=== Directions ===
Extract all lines from the data beneath that include the word "carcinogenesis".

=== Data extract ===
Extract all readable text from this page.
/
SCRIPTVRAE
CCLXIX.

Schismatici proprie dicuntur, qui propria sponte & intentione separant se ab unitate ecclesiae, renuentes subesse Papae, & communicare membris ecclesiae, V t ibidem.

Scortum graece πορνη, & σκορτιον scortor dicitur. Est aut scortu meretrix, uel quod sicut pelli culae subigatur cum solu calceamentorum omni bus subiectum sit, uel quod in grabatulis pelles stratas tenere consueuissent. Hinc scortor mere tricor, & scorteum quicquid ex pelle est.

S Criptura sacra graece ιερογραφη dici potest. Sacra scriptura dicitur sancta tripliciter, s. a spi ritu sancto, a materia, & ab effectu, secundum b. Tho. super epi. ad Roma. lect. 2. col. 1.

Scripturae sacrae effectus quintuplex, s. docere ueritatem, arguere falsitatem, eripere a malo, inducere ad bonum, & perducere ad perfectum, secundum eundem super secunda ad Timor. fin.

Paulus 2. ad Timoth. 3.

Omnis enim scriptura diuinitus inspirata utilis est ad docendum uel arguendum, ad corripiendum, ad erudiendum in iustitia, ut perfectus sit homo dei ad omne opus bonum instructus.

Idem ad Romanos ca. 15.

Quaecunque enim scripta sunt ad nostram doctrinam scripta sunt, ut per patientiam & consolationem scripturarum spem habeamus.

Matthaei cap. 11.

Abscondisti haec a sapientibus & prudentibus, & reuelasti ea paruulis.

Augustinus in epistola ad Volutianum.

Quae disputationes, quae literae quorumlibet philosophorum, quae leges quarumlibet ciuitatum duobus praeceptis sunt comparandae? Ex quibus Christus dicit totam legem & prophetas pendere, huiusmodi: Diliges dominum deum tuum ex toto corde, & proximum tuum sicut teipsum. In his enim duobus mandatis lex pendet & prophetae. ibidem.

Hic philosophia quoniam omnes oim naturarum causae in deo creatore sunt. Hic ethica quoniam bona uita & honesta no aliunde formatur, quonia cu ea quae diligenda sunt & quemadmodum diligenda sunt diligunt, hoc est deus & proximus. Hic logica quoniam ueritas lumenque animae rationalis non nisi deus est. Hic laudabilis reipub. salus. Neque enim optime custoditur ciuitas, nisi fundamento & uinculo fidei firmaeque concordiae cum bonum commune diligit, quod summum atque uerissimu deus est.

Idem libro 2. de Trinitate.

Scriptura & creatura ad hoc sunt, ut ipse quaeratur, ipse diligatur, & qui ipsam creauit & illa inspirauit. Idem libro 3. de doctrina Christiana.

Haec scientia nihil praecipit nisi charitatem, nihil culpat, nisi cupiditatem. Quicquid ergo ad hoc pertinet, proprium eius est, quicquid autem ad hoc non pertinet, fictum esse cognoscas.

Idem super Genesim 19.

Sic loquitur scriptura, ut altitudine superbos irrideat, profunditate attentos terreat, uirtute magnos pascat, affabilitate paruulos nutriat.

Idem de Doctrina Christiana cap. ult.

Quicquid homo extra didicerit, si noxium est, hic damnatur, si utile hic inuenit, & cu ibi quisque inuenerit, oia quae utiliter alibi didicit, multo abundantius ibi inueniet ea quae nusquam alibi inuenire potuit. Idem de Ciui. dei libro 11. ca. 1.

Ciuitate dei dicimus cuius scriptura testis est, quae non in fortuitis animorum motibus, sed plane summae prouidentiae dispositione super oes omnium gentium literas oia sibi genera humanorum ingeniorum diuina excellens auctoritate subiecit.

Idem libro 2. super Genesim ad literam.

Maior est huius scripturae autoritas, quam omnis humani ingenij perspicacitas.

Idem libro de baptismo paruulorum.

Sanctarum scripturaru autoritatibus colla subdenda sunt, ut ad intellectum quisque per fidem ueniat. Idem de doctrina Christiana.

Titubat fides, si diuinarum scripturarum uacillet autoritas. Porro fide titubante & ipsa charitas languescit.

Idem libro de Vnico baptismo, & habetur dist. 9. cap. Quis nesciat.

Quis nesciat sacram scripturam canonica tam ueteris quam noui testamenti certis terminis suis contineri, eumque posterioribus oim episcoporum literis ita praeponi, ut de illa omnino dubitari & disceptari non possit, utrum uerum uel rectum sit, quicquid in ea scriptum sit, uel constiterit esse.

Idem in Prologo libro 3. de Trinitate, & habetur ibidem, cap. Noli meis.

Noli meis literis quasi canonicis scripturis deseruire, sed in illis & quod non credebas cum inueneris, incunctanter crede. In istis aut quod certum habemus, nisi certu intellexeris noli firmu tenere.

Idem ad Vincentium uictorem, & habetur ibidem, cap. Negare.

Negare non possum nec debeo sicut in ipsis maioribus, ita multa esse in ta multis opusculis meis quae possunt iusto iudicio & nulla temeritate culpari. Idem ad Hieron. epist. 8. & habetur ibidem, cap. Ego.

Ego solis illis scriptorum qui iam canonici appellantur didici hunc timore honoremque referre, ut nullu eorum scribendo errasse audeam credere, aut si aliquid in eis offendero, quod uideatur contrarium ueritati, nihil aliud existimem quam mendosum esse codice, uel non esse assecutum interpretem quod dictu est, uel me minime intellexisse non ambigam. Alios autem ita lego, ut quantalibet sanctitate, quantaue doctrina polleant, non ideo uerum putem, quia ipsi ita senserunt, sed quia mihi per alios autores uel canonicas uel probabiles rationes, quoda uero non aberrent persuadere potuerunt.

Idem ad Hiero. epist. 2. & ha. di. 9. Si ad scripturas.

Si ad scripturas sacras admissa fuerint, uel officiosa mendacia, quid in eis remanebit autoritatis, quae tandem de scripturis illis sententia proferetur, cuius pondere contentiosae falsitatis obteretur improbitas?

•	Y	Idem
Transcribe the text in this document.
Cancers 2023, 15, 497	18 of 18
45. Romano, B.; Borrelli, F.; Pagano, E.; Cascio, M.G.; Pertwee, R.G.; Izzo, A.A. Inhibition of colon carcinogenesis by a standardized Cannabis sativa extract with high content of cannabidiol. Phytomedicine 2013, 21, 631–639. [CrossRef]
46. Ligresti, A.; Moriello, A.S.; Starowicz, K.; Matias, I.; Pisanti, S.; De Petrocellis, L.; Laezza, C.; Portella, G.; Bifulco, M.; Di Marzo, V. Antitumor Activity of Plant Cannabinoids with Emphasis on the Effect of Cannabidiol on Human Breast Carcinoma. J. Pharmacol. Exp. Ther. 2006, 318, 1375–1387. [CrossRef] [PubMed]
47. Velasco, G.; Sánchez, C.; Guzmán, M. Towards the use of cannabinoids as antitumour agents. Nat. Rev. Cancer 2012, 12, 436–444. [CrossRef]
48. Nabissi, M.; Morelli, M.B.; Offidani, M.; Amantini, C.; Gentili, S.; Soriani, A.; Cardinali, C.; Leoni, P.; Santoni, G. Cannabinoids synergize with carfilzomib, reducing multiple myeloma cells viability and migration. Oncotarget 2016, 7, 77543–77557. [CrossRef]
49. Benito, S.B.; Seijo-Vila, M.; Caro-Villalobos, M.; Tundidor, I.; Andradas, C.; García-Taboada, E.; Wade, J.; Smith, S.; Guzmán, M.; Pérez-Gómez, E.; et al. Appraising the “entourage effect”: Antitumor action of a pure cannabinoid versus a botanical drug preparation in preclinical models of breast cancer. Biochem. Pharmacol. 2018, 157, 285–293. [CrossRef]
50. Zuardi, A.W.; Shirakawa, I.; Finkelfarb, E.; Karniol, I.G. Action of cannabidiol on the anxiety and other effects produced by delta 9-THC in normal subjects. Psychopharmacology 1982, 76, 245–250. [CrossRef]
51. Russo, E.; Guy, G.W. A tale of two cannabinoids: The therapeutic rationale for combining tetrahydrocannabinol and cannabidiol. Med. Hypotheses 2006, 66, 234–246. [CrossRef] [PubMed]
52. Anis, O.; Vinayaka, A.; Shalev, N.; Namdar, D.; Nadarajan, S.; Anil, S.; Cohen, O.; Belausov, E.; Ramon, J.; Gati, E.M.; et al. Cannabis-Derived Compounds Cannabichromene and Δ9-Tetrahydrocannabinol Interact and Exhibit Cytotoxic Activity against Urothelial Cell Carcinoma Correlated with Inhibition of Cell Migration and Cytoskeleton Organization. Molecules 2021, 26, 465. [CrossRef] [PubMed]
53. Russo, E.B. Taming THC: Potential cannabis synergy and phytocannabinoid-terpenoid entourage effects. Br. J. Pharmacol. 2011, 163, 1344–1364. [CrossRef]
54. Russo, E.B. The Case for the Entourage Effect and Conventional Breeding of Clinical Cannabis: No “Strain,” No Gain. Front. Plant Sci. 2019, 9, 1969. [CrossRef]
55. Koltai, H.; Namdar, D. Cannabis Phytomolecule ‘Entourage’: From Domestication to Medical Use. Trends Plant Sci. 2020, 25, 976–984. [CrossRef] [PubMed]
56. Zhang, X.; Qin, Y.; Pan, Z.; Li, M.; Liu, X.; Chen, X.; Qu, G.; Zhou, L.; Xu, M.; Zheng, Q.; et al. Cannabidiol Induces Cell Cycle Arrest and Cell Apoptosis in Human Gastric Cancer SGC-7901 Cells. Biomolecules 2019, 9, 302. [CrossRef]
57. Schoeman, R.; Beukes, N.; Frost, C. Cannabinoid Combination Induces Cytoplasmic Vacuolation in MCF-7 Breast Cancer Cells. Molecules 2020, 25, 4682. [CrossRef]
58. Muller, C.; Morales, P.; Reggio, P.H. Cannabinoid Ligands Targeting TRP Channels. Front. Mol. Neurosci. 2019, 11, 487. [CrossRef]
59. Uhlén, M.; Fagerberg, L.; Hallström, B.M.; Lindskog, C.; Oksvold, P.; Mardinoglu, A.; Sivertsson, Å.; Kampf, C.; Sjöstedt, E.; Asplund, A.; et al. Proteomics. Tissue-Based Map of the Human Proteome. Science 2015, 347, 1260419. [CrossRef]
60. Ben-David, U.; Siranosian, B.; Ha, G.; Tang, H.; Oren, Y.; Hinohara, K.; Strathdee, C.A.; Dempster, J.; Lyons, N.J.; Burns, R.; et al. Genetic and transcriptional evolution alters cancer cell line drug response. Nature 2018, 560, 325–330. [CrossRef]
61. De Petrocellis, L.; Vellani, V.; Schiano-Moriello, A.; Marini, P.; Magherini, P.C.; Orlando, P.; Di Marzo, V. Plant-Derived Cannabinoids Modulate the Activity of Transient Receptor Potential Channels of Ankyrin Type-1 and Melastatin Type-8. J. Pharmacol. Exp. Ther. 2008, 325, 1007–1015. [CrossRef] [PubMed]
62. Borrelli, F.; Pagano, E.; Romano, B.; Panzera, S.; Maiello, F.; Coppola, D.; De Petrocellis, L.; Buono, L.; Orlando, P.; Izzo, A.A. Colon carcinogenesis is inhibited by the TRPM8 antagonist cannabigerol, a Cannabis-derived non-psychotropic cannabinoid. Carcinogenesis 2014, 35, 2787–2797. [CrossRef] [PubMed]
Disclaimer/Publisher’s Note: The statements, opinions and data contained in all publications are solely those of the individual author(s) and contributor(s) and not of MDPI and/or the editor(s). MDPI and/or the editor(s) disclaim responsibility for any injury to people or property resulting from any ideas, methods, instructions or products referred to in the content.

=== Exercise solution ===
45. Romano, B.; Borrelli, F.; Pagano, E.; Cascio, M.G.; Pertwee, R.G.; Izzo, A.A. Inhibition of colon carcinogenesis by a standardized Cannabis sativa extract with high content of cannabidiol. Phytomedicine 2013, 21, 631–639. [CrossRef]
62. Borrelli, F.; Pagano, E.; Romano, B.; Panzera, S.; Maiello, F.; Coppola, D.; De Petrocellis, L.; Buono, L.; Orlando, P.; Izzo, A.A. Colon carcinogenesis is inhibited by the TRPM8 antagonist cannabigerol, a Cannabis-derived non-psychotropic cannabinoid. Carcinogenesis 2014, 35, 2787–2797. [CrossRef] [PubMed]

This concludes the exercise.